> _PROBLEM TO SOLVE_: Pull every line with the word "number" out of the entries below.
═══ AVAILABLE RECORDS ═══
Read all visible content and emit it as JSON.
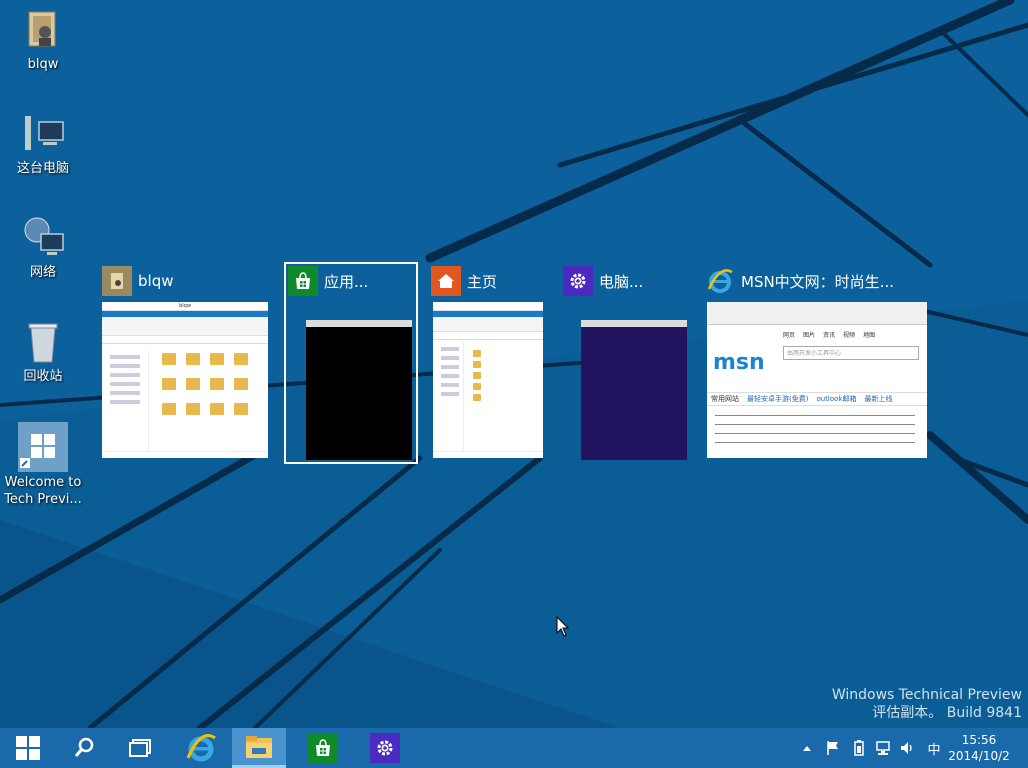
{
  "desktop": {
    "icons": [
      {
        "name": "blqw",
        "icon": "user-folder-icon"
      },
      {
        "name": "这台电脑",
        "icon": "computer-icon"
      },
      {
        "name": "网络",
        "icon": "network-icon"
      },
      {
        "name": "回收站",
        "icon": "recycle-bin-icon"
      },
      {
        "name": "Welcome to Tech Previ...",
        "icon": "windows-shortcut-icon"
      }
    ]
  },
  "task_switcher": {
    "items": [
      {
        "title": "blqw",
        "icon": "explorer-folder-icon",
        "selected": false
      },
      {
        "title": "应用...",
        "icon": "store-icon",
        "selected": true
      },
      {
        "title": "主页",
        "icon": "home-icon",
        "selected": false
      },
      {
        "title": "电脑...",
        "icon": "pc-settings-icon",
        "selected": false
      },
      {
        "title": "MSN中文网：时尚生...",
        "icon": "internet-explorer-icon",
        "selected": false
      }
    ],
    "thumb_blqw": {
      "window_title": "blqw"
    },
    "thumb_msn": {
      "logo": "msn",
      "search_placeholder": "由两开发小工具中心",
      "links": [
        "网页",
        "图片",
        "资讯",
        "视频",
        "地图"
      ],
      "nav": [
        "常用网站",
        "最轻安卓手游(免费)",
        "outlook邮箱",
        "最新上线"
      ]
    }
  },
  "watermark": {
    "line1": "Windows Technical Preview",
    "line2": "评估副本。 Build 9841"
  },
  "taskbar": {
    "buttons": [
      {
        "name": "start",
        "icon": "windows-logo-icon"
      },
      {
        "name": "search",
        "icon": "search-icon"
      },
      {
        "name": "task-view",
        "icon": "task-view-icon"
      },
      {
        "name": "internet-explorer",
        "icon": "internet-explorer-icon"
      },
      {
        "name": "file-explorer",
        "icon": "file-explorer-icon",
        "active": true
      },
      {
        "name": "store",
        "icon": "store-icon"
      },
      {
        "name": "pc-settings",
        "icon": "settings-gear-icon"
      }
    ],
    "tray": {
      "ime": "中",
      "time": "15:56",
      "date": "2014/10/2"
    }
  },
  "colors": {
    "desktop_bg": "#0b5d96",
    "taskbar": "#1a6aab",
    "store_tile": "#0e8a2b",
    "home_tile": "#e0571f",
    "settings_tile": "#4a2ac0",
    "settings_thumb": "#22135e"
  }
}
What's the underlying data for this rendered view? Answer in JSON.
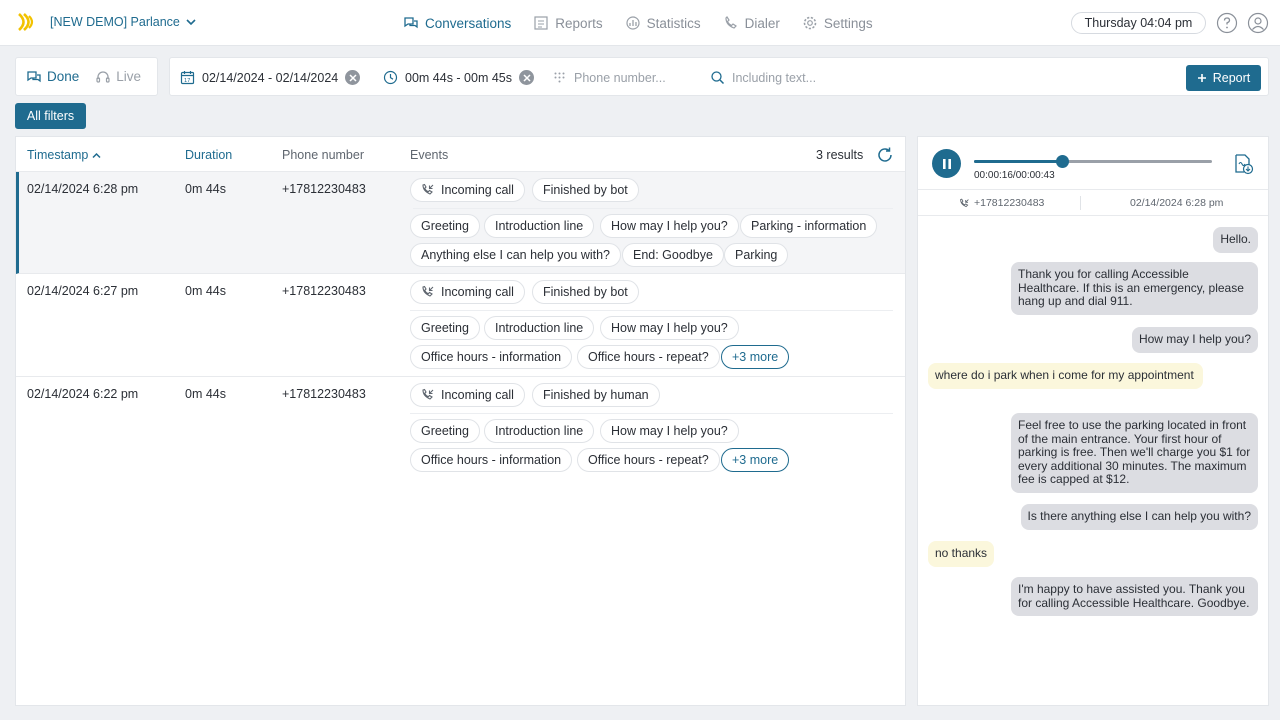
{
  "header": {
    "workspace": "[NEW DEMO] Parlance",
    "nav": [
      {
        "label": "Conversations",
        "icon": "conversations-icon",
        "active": true
      },
      {
        "label": "Reports",
        "icon": "reports-icon",
        "active": false
      },
      {
        "label": "Statistics",
        "icon": "statistics-icon",
        "active": false
      },
      {
        "label": "Dialer",
        "icon": "dialer-icon",
        "active": false
      },
      {
        "label": "Settings",
        "icon": "gear-icon",
        "active": false
      }
    ],
    "datetime": "Thursday 04:04 pm"
  },
  "modes": {
    "done": "Done",
    "live": "Live"
  },
  "filters": {
    "date_range": "02/14/2024 - 02/14/2024",
    "duration_range": "00m 44s - 00m 45s",
    "phone_placeholder": "Phone number...",
    "text_placeholder": "Including text...",
    "report_button": "Report",
    "all_filters_button": "All filters"
  },
  "table": {
    "columns": {
      "timestamp": "Timestamp",
      "duration": "Duration",
      "phone": "Phone number",
      "events": "Events"
    },
    "results_count": "3 results",
    "rows": [
      {
        "timestamp": "02/14/2024 6:28 pm",
        "duration": "0m 44s",
        "phone": "+17812230483",
        "status": [
          "Incoming call",
          "Finished by bot"
        ],
        "events_line1": [
          "Greeting",
          "Introduction line",
          "How may I help you?",
          "Parking - information"
        ],
        "events_line2": [
          "Anything else I can help you with?",
          "End: Goodbye",
          "Parking"
        ]
      },
      {
        "timestamp": "02/14/2024 6:27 pm",
        "duration": "0m 44s",
        "phone": "+17812230483",
        "status": [
          "Incoming call",
          "Finished by bot"
        ],
        "events_line1": [
          "Greeting",
          "Introduction line",
          "How may I help you?"
        ],
        "events_line2": [
          "Office hours - information",
          "Office hours - repeat?"
        ],
        "more": "+3 more"
      },
      {
        "timestamp": "02/14/2024 6:22 pm",
        "duration": "0m 44s",
        "phone": "+17812230483",
        "status": [
          "Incoming call",
          "Finished by human"
        ],
        "events_line1": [
          "Greeting",
          "Introduction line",
          "How may I help you?"
        ],
        "events_line2": [
          "Office hours - information",
          "Office hours - repeat?"
        ],
        "more": "+3 more"
      }
    ]
  },
  "player": {
    "time": "00:00:16/00:00:43",
    "progress": 0.37,
    "phone": "+17812230483",
    "timestamp": "02/14/2024 6:28 pm"
  },
  "transcript": [
    {
      "speaker": "bot",
      "text": "Hello."
    },
    {
      "speaker": "bot",
      "text": "Thank you for calling Accessible Healthcare. If this is an emergency, please hang up and dial 911."
    },
    {
      "speaker": "bot",
      "text": "How may I help you?"
    },
    {
      "speaker": "user",
      "text": "where do i park when i come for my appointment"
    },
    {
      "speaker": "bot",
      "text": "Feel free to use the parking located in front of the main entrance. Your first hour of parking is free. Then we'll charge you $1 for every additional 30 minutes. The maximum fee is capped at $12."
    },
    {
      "speaker": "bot",
      "text": "Is there anything else I can help you with?"
    },
    {
      "speaker": "user",
      "text": "no thanks"
    },
    {
      "speaker": "bot",
      "text": "I'm happy to have assisted you. Thank you for calling Accessible Healthcare. Goodbye."
    }
  ],
  "colors": {
    "accent": "#1f6b8f",
    "bot_bubble": "#dcdde2",
    "user_bubble": "#fbf7dc"
  }
}
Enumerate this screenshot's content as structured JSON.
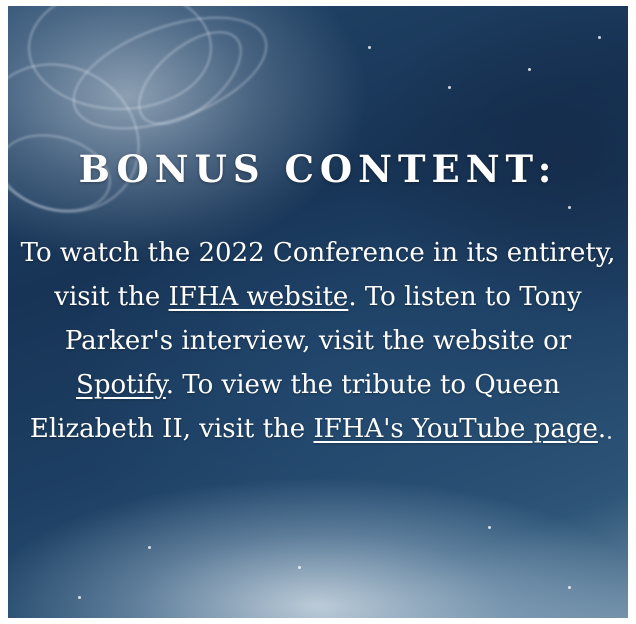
{
  "heading": "BONUS CONTENT:",
  "paragraph": {
    "t1": "To watch the 2022 Conference in its entirety, visit the ",
    "link1": "IFHA website",
    "t2": ". To listen to Tony Parker's interview, visit the website or ",
    "link2": "Spotify",
    "t3": ". To view the tribute to Queen Elizabeth II, visit the ",
    "link3": "IFHA's YouTube page",
    "t4": "."
  },
  "colors": {
    "background_dark": "#173456",
    "background_mid": "#24476a",
    "text": "#ffffff"
  }
}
═══
> _SOLUTION FOR THIS TASK_:
    "phone_placeholder": "Phone number...",
      "phone": "Phone number",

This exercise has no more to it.